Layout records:
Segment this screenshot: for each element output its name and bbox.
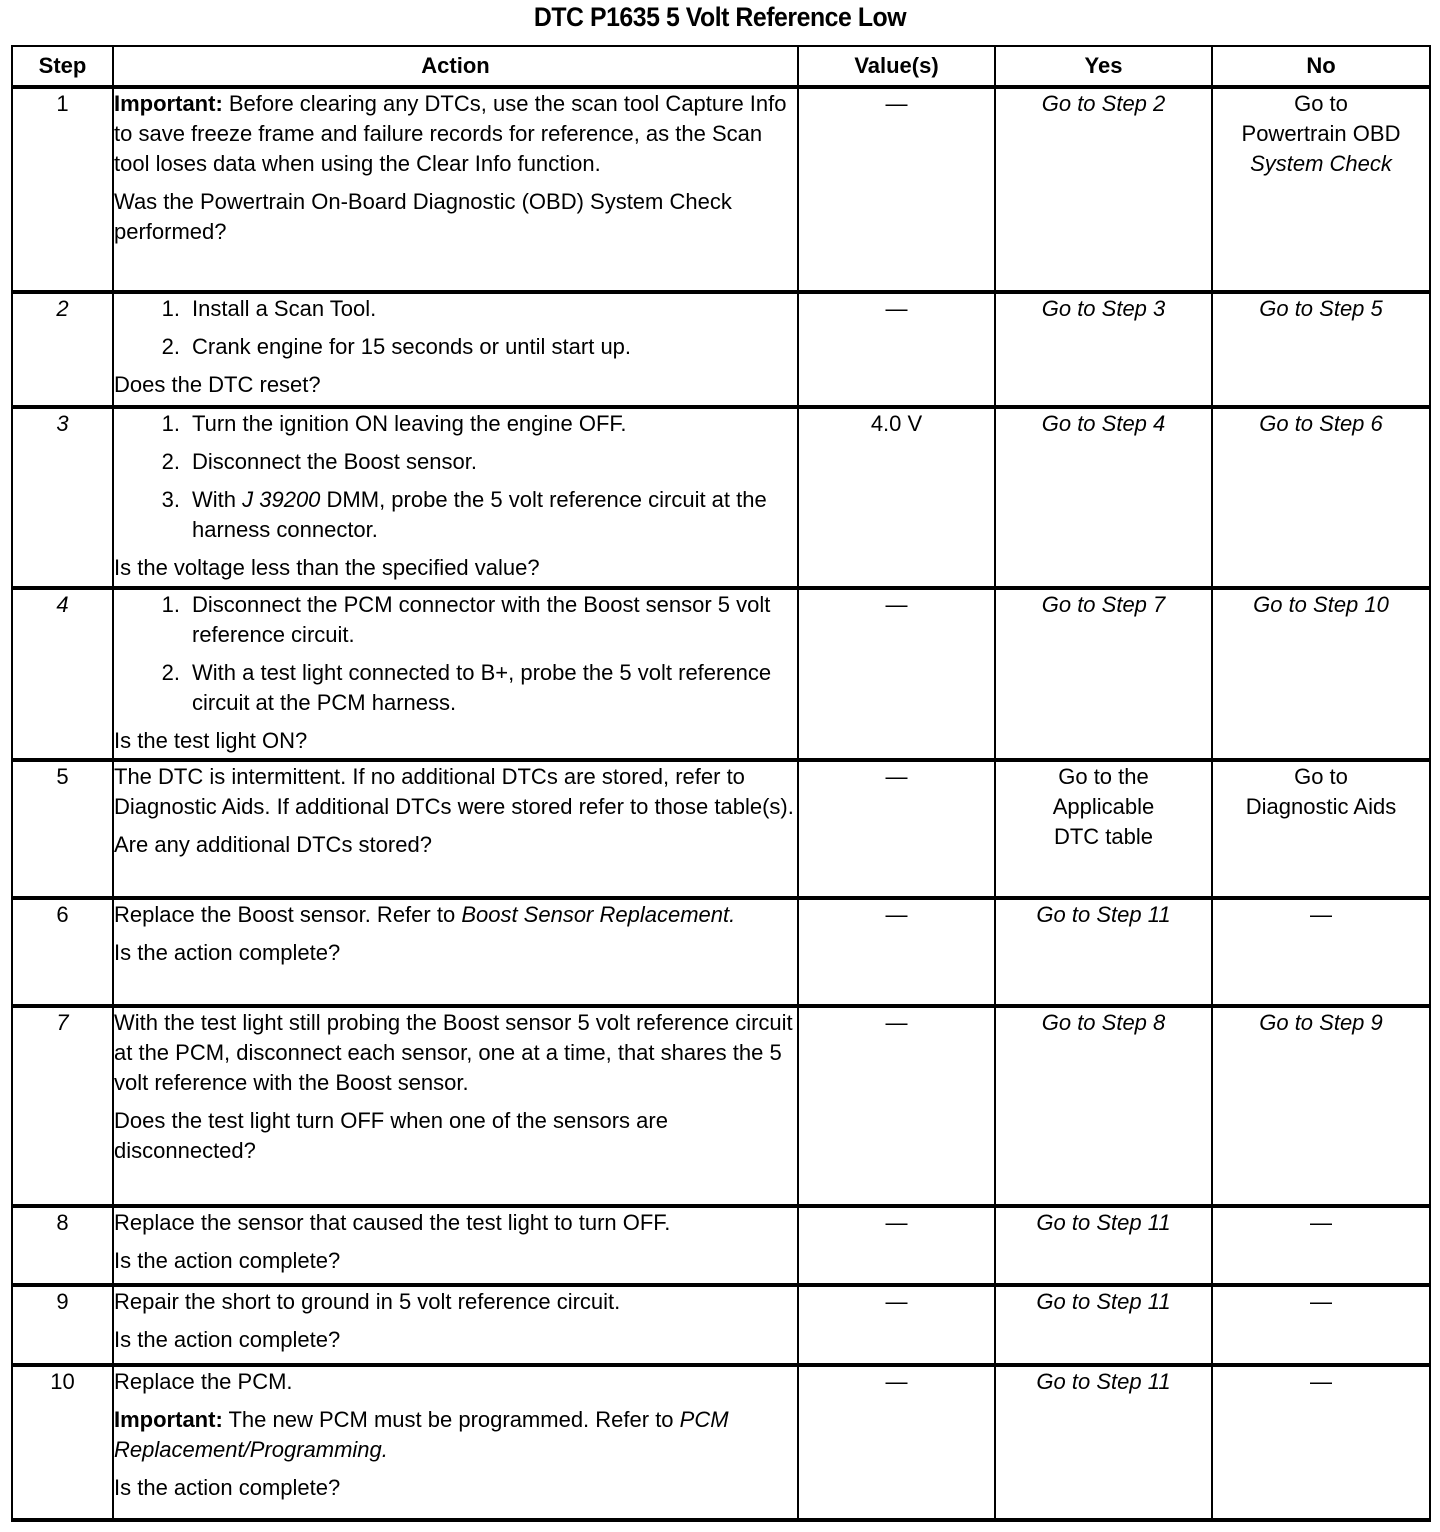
action-list-item: 2. Disconnect the Boost sensor.: [161, 449, 477, 474]
action-list: [114, 590, 797, 718]
important-note: [114, 89, 797, 179]
tool-reference: J 39200: [242, 487, 321, 512]
yes-link[interactable]: Go to Step 3: [995, 292, 1212, 407]
question: Does the DTC reset?: [114, 372, 321, 397]
table-row: [12, 898, 1430, 1006]
yes-link[interactable]: Go to Step 11: [995, 1285, 1212, 1365]
value-cell: —: [798, 1006, 995, 1206]
yes-link[interactable]: Go to Step 8: [995, 1006, 1212, 1206]
action-list-item: 3. With J 39200 DMM, probe the 5 volt reference circuit at the harness connector.: [161, 487, 767, 542]
header-yes: Yes: [995, 46, 1212, 87]
step-number: 6: [12, 898, 113, 1006]
important-note: Important: The new PCM must be programmed. Refer to PCM Replacement/Programming.: [114, 1407, 729, 1462]
value-cell: 4.0 V: [798, 407, 995, 588]
yes-link[interactable]: Go to Step 7: [995, 588, 1212, 760]
no-value: —: [1212, 1206, 1430, 1285]
action-list-item: 1. Install a Scan Tool.: [161, 296, 377, 321]
yes-line: Go to the: [1058, 764, 1149, 789]
action-text: Repair the short to ground in 5 volt reference circuit.: [114, 1289, 621, 1314]
value-cell: —: [798, 1365, 995, 1520]
header-row: [12, 46, 1430, 87]
no-value: —: [1212, 1285, 1430, 1365]
value-cell: —: [798, 588, 995, 760]
table-row: [12, 1365, 1430, 1520]
table-row: [12, 292, 1430, 407]
step-number: 10: [12, 1365, 113, 1520]
value-cell: —: [798, 760, 995, 898]
no-link[interactable]: Go to Step 10: [1212, 588, 1430, 760]
important-label: Important:: [114, 1407, 223, 1432]
table-row: [12, 588, 1430, 760]
header-action: Action: [113, 46, 798, 87]
header-step: Step: [12, 46, 113, 87]
question: Is the voltage less than the specified value?: [114, 555, 540, 580]
action-list-item: 2. Crank engine for 15 seconds or until start up.: [161, 334, 632, 359]
no-line: Go to: [1294, 91, 1348, 116]
action-list: [114, 294, 797, 362]
no-link[interactable]: Go to Step 5: [1212, 292, 1430, 407]
no-link[interactable]: [1212, 87, 1430, 292]
question: Does the test light turn OFF when one of the sensors are disconnected?: [114, 1108, 668, 1163]
question: Is the action complete?: [114, 1327, 341, 1352]
table-row: [12, 1206, 1430, 1285]
step-number: 4: [12, 588, 113, 760]
question: Is the test light ON?: [114, 728, 308, 753]
yes-line: DTC table: [1053, 824, 1154, 849]
no-line: Powertrain OBD: [1241, 121, 1401, 146]
yes-link[interactable]: Go to Step 4: [995, 407, 1212, 588]
no-value: —: [1212, 1365, 1430, 1520]
action-text: Replace the sensor that caused the test light to turn OFF.: [114, 1210, 671, 1235]
action-cell: [113, 588, 798, 760]
value-cell: —: [798, 1206, 995, 1285]
step-number: 7: [12, 1006, 113, 1206]
no-link[interactable]: Go to Step 6: [1212, 407, 1430, 588]
question: Was the Powertrain On-Board Diagnostic (OBD) System Check performed?: [114, 189, 732, 244]
action-cell: [113, 1365, 798, 1520]
table-row: [12, 87, 1430, 292]
action-text: The DTC is intermittent. If no additional DTCs are stored, refer to Diagnostic Aids. If additional DTCs were stored refer to those table(s).: [114, 764, 794, 819]
table-row: [12, 1285, 1430, 1365]
page-title: DTC P1635 5 Volt Reference Low: [533, 2, 907, 32]
action-cell: [113, 407, 798, 588]
yes-link[interactable]: Go to Step 11: [995, 1206, 1212, 1285]
action-list-item: 1. Turn the ignition ON leaving the engine OFF.: [161, 411, 627, 436]
diagnostic-table: [11, 45, 1431, 1522]
action-list-item: 2. With a test light connected to B+, probe the 5 volt reference circuit at the PCM harness.: [161, 660, 772, 715]
question: Is the action complete?: [114, 1475, 341, 1500]
value-cell: —: [798, 87, 995, 292]
step-number: 5: [12, 760, 113, 898]
important-text: Before clearing any DTCs, use the scan tool Capture Info to save freeze frame and failure records for reference, as the Scan tool loses data when using the Clear Info function.: [114, 91, 787, 176]
value-cell: —: [798, 292, 995, 407]
yes-link[interactable]: Go to Step 2: [995, 87, 1212, 292]
step-number: 1: [12, 87, 113, 292]
table-row: [12, 760, 1430, 898]
action-list: [114, 409, 797, 545]
no-line: Diagnostic Aids: [1245, 794, 1397, 819]
no-link[interactable]: Go to Step 9: [1212, 1006, 1430, 1206]
yes-link[interactable]: Go to Step 11: [995, 1365, 1212, 1520]
action-text: Replace the Boost sensor. Refer to Boost Sensor Replacement.: [114, 902, 736, 927]
step-number: 2: [12, 292, 113, 407]
action-text: Replace the PCM.: [114, 1369, 293, 1394]
header-values: Value(s): [798, 46, 995, 87]
no-link[interactable]: [1212, 760, 1430, 898]
important-label: Important:: [114, 91, 223, 116]
question: Is the action complete?: [114, 1248, 341, 1273]
question: Is the action complete?: [114, 940, 341, 965]
no-line: Go to: [1294, 764, 1348, 789]
action-list-item: 1. Disconnect the PCM connector with the Boost sensor 5 volt reference circuit.: [161, 592, 771, 647]
no-value: —: [1212, 898, 1430, 1006]
action-cell: [113, 1006, 798, 1206]
procedure-reference[interactable]: Boost Sensor Replacement.: [461, 902, 736, 927]
yes-line: Applicable: [1052, 794, 1155, 819]
action-cell: [113, 292, 798, 407]
procedure-reference[interactable]: PCM Replacement/Programming.: [114, 1407, 729, 1462]
action-cell: [113, 1206, 798, 1285]
question: Are any additional DTCs stored?: [114, 832, 432, 857]
action-cell: [113, 760, 798, 898]
action-cell: [113, 87, 798, 292]
value-cell: —: [798, 898, 995, 1006]
step-number: 9: [12, 1285, 113, 1365]
yes-link[interactable]: Go to Step 11: [995, 898, 1212, 1006]
table-row: [12, 407, 1430, 588]
action-cell: [113, 898, 798, 1006]
step-number: 3: [12, 407, 113, 588]
no-line: System Check: [1250, 151, 1392, 176]
value-cell: —: [798, 1285, 995, 1365]
action-cell: [113, 1285, 798, 1365]
header-no: No: [1212, 46, 1430, 87]
table-row: [12, 1006, 1430, 1206]
action-text: With the test light still probing the Boost sensor 5 volt reference circuit at the PCM, disconnect each sensor, one at a time, that shares the 5 volt reference with the Boost sensor.: [114, 1010, 793, 1095]
step-number: 8: [12, 1206, 113, 1285]
yes-link[interactable]: [995, 760, 1212, 898]
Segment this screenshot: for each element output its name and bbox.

GOAL >> Repeat every line of the listing above word for word, leaving out the pictures.

TASK RESPONSE >>
Segment this screenshot: for each element output its name and bbox.
action-list-item: 2. Disconnect the Boost sensor.: [161, 449, 477, 474]
action-list: [114, 590, 797, 718]
important-note: [114, 89, 797, 179]
tool-reference: J 39200: [242, 487, 321, 512]
yes-link[interactable]: Go to Step 3: [995, 292, 1212, 407]
question: Does the DTC reset?: [114, 372, 321, 397]
table-row: [12, 898, 1430, 1006]
yes-link[interactable]: Go to Step 11: [995, 1285, 1212, 1365]
value-cell: —: [798, 1006, 995, 1206]
yes-link[interactable]: Go to Step 8: [995, 1006, 1212, 1206]
action-list-item: 3. With J 39200 DMM, probe the 5 volt reference circuit at the harness connector.: [161, 487, 767, 542]
header-yes: Yes: [995, 46, 1212, 87]
step-number: 6: [12, 898, 113, 1006]
important-note: Important: The new PCM must be programmed. Refer to PCM Replacement/Programming.: [114, 1407, 729, 1462]
value-cell: 4.0 V: [798, 407, 995, 588]
yes-link[interactable]: Go to Step 7: [995, 588, 1212, 760]
no-value: —: [1212, 1206, 1430, 1285]
action-list-item: 1. Install a Scan Tool.: [161, 296, 377, 321]
yes-line: Go to the: [1058, 764, 1149, 789]
action-text: Repair the short to ground in 5 volt reference circuit.: [114, 1289, 621, 1314]
value-cell: —: [798, 1365, 995, 1520]
header-row: [12, 46, 1430, 87]
no-value: —: [1212, 1285, 1430, 1365]
value-cell: —: [798, 588, 995, 760]
table-row: [12, 1365, 1430, 1520]
table-row: [12, 292, 1430, 407]
step-number: 10: [12, 1365, 113, 1520]
value-cell: —: [798, 760, 995, 898]
no-link[interactable]: Go to Step 10: [1212, 588, 1430, 760]
important-label: Important:: [114, 1407, 223, 1432]
table-row: [12, 588, 1430, 760]
header-action: Action: [113, 46, 798, 87]
header-step: Step: [12, 46, 113, 87]
question: Is the voltage less than the specified value?: [114, 555, 540, 580]
action-list-item: 2. Crank engine for 15 seconds or until start up.: [161, 334, 632, 359]
no-line: Go to: [1294, 91, 1348, 116]
action-list: [114, 294, 797, 362]
no-link[interactable]: Go to Step 5: [1212, 292, 1430, 407]
no-link[interactable]: [1212, 87, 1430, 292]
question: Does the test light turn OFF when one of the sensors are disconnected?: [114, 1108, 668, 1163]
question: Is the action complete?: [114, 1327, 341, 1352]
table-row: [12, 1206, 1430, 1285]
step-number: 4: [12, 588, 113, 760]
question: Is the test light ON?: [114, 728, 308, 753]
yes-line: DTC table: [1053, 824, 1154, 849]
no-line: Powertrain OBD: [1241, 121, 1401, 146]
yes-link[interactable]: Go to Step 4: [995, 407, 1212, 588]
no-value: —: [1212, 1365, 1430, 1520]
action-text: Replace the sensor that caused the test light to turn OFF.: [114, 1210, 671, 1235]
action-cell: [113, 588, 798, 760]
value-cell: —: [798, 1206, 995, 1285]
step-number: 7: [12, 1006, 113, 1206]
no-link[interactable]: Go to Step 6: [1212, 407, 1430, 588]
question: Was the Powertrain On-Board Diagnostic (OBD) System Check performed?: [114, 189, 732, 244]
action-cell: [113, 1365, 798, 1520]
table-row: [12, 87, 1430, 292]
action-text: The DTC is intermittent. If no additional DTCs are stored, refer to Diagnostic Aids. If additional DTCs were stored refer to those table(s).: [114, 764, 794, 819]
table-row: [12, 1285, 1430, 1365]
page-title: DTC P1635 5 Volt Reference Low: [533, 2, 907, 32]
action-cell: [113, 407, 798, 588]
yes-link[interactable]: Go to Step 11: [995, 1206, 1212, 1285]
action-list-item: 1. Turn the ignition ON leaving the engine OFF.: [161, 411, 627, 436]
diagnostic-table: [11, 45, 1431, 1522]
action-list-item: 2. With a test light connected to B+, probe the 5 volt reference circuit at the PCM harness.: [161, 660, 772, 715]
question: Is the action complete?: [114, 1475, 341, 1500]
value-cell: —: [798, 87, 995, 292]
step-number: 5: [12, 760, 113, 898]
important-text: Before clearing any DTCs, use the scan tool Capture Info to save freeze frame and failure records for reference, as the Scan tool loses data when using the Clear Info function.: [114, 91, 787, 176]
value-cell: —: [798, 292, 995, 407]
yes-link[interactable]: Go to Step 2: [995, 87, 1212, 292]
step-number: 1: [12, 87, 113, 292]
table-row: [12, 760, 1430, 898]
action-list: [114, 409, 797, 545]
no-line: Diagnostic Aids: [1245, 794, 1397, 819]
no-link[interactable]: Go to Step 9: [1212, 1006, 1430, 1206]
yes-link[interactable]: Go to Step 11: [995, 1365, 1212, 1520]
action-text: Replace the Boost sensor. Refer to Boost Sensor Replacement.: [114, 902, 736, 927]
step-number: 2: [12, 292, 113, 407]
action-text: Replace the PCM.: [114, 1369, 293, 1394]
header-values: Value(s): [798, 46, 995, 87]
no-link[interactable]: [1212, 760, 1430, 898]
important-label: Important:: [114, 91, 223, 116]
question: Is the action complete?: [114, 1248, 341, 1273]
question: Is the action complete?: [114, 940, 341, 965]
no-line: Go to: [1294, 764, 1348, 789]
action-list-item: 1. Disconnect the PCM connector with the Boost sensor 5 volt reference circuit.: [161, 592, 771, 647]
no-value: —: [1212, 898, 1430, 1006]
action-cell: [113, 1006, 798, 1206]
procedure-reference[interactable]: Boost Sensor Replacement.: [461, 902, 736, 927]
yes-line: Applicable: [1052, 794, 1155, 819]
action-cell: [113, 292, 798, 407]
procedure-reference[interactable]: PCM Replacement/Programming.: [114, 1407, 729, 1462]
action-cell: [113, 1206, 798, 1285]
question: Are any additional DTCs stored?: [114, 832, 432, 857]
action-cell: [113, 760, 798, 898]
action-cell: [113, 87, 798, 292]
value-cell: —: [798, 898, 995, 1006]
step-number: 9: [12, 1285, 113, 1365]
yes-link[interactable]: Go to Step 11: [995, 898, 1212, 1006]
table-row: [12, 407, 1430, 588]
action-cell: [113, 898, 798, 1006]
step-number: 3: [12, 407, 113, 588]
no-line: System Check: [1250, 151, 1392, 176]
value-cell: —: [798, 1285, 995, 1365]
action-cell: [113, 1285, 798, 1365]
header-no: No: [1212, 46, 1430, 87]
table-row: [12, 1006, 1430, 1206]
action-text: With the test light still probing the Boost sensor 5 volt reference circuit at the PCM, disconnect each sensor, one at a time, that shares the 5 volt reference with the Boost sensor.: [114, 1010, 793, 1095]
step-number: 8: [12, 1206, 113, 1285]
yes-link[interactable]: [995, 760, 1212, 898]
Segment this screenshot: for each element output its name and bbox.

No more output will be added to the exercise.